*Exercise aim*
Check each line of the data below for the word "силу", then extract the ones that have it.

*Records for the exercise*
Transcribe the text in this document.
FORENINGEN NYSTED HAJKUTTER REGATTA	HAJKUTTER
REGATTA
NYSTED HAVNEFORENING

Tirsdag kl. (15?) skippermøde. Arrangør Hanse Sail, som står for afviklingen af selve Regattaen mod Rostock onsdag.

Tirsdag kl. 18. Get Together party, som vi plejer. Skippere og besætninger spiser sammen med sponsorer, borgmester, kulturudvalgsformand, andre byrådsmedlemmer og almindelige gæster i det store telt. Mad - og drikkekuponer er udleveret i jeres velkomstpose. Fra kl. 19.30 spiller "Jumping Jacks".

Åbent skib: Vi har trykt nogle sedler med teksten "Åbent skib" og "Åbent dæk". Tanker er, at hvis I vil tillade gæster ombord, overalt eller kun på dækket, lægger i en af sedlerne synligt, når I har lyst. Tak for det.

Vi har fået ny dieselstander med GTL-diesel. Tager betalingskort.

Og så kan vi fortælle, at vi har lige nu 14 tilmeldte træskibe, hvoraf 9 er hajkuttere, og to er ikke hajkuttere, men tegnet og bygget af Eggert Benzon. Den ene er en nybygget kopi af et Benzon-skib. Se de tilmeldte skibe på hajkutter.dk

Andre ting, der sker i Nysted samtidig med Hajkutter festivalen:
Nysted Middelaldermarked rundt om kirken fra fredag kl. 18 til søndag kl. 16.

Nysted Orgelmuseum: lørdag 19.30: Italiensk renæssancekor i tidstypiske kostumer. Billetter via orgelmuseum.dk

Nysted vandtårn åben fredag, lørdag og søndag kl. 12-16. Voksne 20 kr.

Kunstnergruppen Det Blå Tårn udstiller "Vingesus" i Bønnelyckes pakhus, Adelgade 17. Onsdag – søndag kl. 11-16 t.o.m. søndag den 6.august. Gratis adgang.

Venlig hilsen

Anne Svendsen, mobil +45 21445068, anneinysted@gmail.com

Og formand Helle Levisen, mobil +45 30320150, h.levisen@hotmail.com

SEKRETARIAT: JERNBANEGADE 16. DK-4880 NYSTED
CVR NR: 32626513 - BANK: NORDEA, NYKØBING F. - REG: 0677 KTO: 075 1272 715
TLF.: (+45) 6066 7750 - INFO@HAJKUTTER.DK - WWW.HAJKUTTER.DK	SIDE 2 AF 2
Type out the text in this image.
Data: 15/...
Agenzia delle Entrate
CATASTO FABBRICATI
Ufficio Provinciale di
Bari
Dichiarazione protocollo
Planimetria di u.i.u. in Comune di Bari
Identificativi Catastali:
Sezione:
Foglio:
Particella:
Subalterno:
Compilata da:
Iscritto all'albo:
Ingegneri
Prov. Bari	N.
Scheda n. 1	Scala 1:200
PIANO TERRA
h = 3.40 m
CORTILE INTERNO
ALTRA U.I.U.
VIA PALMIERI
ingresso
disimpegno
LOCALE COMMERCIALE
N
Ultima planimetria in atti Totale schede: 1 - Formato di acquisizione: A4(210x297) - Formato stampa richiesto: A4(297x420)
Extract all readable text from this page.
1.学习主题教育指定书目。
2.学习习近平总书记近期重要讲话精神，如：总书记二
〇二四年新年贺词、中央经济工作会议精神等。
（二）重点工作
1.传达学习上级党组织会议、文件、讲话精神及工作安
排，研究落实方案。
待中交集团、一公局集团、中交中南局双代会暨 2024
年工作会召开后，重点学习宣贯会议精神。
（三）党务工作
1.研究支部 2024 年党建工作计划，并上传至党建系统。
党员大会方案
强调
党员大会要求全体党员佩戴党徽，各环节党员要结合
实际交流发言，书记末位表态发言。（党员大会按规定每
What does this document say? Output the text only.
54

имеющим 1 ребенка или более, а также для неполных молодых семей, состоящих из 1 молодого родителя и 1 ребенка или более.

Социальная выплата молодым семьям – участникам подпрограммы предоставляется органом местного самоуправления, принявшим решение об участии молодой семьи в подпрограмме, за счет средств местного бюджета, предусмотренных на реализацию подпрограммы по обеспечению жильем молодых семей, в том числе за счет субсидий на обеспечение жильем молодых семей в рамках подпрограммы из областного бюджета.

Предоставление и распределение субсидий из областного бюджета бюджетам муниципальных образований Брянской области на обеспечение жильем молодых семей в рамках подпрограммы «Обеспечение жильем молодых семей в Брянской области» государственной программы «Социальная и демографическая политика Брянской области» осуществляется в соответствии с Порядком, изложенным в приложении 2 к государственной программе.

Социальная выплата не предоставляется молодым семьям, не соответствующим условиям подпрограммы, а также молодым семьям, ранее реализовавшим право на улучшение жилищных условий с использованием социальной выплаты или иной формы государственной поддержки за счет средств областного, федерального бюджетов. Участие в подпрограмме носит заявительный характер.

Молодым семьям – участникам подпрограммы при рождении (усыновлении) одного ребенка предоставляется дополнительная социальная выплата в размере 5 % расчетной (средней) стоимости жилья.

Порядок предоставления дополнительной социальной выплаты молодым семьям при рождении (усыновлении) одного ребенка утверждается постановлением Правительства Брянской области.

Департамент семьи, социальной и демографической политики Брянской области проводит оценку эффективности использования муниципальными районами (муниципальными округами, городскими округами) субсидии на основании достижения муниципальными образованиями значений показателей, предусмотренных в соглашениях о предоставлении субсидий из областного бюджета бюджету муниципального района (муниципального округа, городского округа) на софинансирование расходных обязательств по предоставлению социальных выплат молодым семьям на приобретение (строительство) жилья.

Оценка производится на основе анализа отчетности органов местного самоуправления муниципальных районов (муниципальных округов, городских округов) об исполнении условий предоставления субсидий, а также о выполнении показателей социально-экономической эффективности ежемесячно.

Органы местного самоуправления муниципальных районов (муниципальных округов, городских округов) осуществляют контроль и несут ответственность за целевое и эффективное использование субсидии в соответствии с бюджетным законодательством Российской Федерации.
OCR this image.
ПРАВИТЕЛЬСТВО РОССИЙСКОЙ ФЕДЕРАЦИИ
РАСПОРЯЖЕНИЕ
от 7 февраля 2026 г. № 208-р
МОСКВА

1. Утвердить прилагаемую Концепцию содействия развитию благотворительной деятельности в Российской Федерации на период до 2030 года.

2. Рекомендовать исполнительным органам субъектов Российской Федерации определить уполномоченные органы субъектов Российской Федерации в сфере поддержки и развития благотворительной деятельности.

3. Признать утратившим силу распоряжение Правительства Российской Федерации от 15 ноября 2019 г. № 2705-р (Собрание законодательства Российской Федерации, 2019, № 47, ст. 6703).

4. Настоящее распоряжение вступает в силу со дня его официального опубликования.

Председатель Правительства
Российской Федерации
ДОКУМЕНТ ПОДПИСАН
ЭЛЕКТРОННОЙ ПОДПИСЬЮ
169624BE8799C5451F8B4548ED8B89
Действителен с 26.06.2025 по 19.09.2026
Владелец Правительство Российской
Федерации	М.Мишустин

*Solution*
3. Признать утратившим силу распоряжение Правительства Российской Федерации от 15 ноября 2019 г. № 2705-р (Собрание законодательства Российской Федерации, 2019, № 47, ст. 6703).
4. Настоящее распоряжение вступает в силу со дня его официального опубликования.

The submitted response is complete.